Work order A: In the text on Yuri Danilov, what post did he hold on the Russian General Staff in the years before World War I?
Work order B: From the text on Yuri Danilov, rewrite the passage that begins at the words "Yuri Nikiforovich Danilov" and stops after "to another post.", putting "General Headquarters" in place of each occurrence of "Stavka".

Exercise text:

Russian general (1866–1937)

Yuri Nikiforovich Danilov (Юрий Никифорович Данилов; – 3 February 1937) was a Russian military officer. In the years leading up to World War I, he served as the Quartermaster-General on the Russian General Staff and had a major role in developing Russia's war plan that was implemented in 1914.

He served in the Stavka of the Supreme Commander between 1914 and 1915, being responsible for Russian military operations in the early stage of the war, and was decorated for the successful capture of Galicia. But after Russia's Great Retreat in 1915 led to the removal of the supreme commander, Grand Duke Nicholas, Danilov was transferred from the Stavka to another post.

After the October Revolution in 1917 he briefly served as a military specialist for the Bolsheviks and participated in the peace talks with the Central Powers that led to the Treaty of Brest-Litovsk. However, in 1918 he left Bolshevik service and joined the Volunteer Army of the White movement, and later emigrated to France after the Russian Civil War.

==Biography==
From 1907 to 1914, Danilov was in charge of the Intelligence Section of the Russian Main Staff of the Imperial Russian Army.

Input data:
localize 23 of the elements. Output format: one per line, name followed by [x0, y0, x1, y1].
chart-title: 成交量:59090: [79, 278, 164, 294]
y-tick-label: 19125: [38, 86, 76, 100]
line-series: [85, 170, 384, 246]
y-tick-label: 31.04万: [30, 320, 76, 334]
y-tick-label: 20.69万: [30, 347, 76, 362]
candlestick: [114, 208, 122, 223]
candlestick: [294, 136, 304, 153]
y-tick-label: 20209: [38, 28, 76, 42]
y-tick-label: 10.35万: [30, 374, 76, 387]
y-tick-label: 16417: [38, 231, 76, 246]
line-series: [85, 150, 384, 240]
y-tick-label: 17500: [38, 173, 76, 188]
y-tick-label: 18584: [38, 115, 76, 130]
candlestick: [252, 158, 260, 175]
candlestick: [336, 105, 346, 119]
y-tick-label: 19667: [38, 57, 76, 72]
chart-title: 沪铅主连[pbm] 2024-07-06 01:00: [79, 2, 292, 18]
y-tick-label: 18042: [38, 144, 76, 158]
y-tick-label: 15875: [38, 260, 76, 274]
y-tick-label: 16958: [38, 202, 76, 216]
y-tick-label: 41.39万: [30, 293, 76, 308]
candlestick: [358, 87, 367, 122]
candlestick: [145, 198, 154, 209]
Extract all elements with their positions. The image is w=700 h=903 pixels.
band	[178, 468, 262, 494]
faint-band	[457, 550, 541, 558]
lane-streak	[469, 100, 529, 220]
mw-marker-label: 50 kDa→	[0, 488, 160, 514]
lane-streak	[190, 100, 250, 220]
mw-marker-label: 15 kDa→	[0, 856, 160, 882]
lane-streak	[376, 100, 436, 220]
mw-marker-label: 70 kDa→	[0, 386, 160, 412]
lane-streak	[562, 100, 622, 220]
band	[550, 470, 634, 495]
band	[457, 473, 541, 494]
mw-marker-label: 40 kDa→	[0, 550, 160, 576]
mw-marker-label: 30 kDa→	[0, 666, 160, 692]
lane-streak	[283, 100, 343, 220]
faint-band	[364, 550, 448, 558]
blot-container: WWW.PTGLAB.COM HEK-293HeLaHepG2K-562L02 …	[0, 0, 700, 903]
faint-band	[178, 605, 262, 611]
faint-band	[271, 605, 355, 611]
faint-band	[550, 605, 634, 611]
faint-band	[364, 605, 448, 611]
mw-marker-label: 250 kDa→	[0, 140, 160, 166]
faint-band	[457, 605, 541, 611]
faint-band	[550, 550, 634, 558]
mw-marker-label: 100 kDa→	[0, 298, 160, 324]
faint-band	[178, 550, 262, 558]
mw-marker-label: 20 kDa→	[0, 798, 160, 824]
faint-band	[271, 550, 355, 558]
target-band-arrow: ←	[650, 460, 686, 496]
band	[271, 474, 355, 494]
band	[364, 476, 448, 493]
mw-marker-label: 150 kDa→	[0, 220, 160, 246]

Response box A: Quartermaster-General

Response box B:
Yuri Nikiforovich Danilov (Юрий Никифорович Данилов; – 3 February 1937) was a Russian military officer. In the years leading up to World War I, he served as the Quartermaster-General on the Russian General Staff and had a major role in developing Russia's war plan that was implemented in 1914.

He served in the General Headquarters of the Supreme Commander between 1914 and 1915, being responsible for Russian military operations in the early stage of the war, and was decorated for the successful capture of Galicia. But after Russia's Great Retreat in 1915 led to the removal of the supreme commander, Grand Duke Nicholas, Danilov was transferred from the General Headquarters to another post.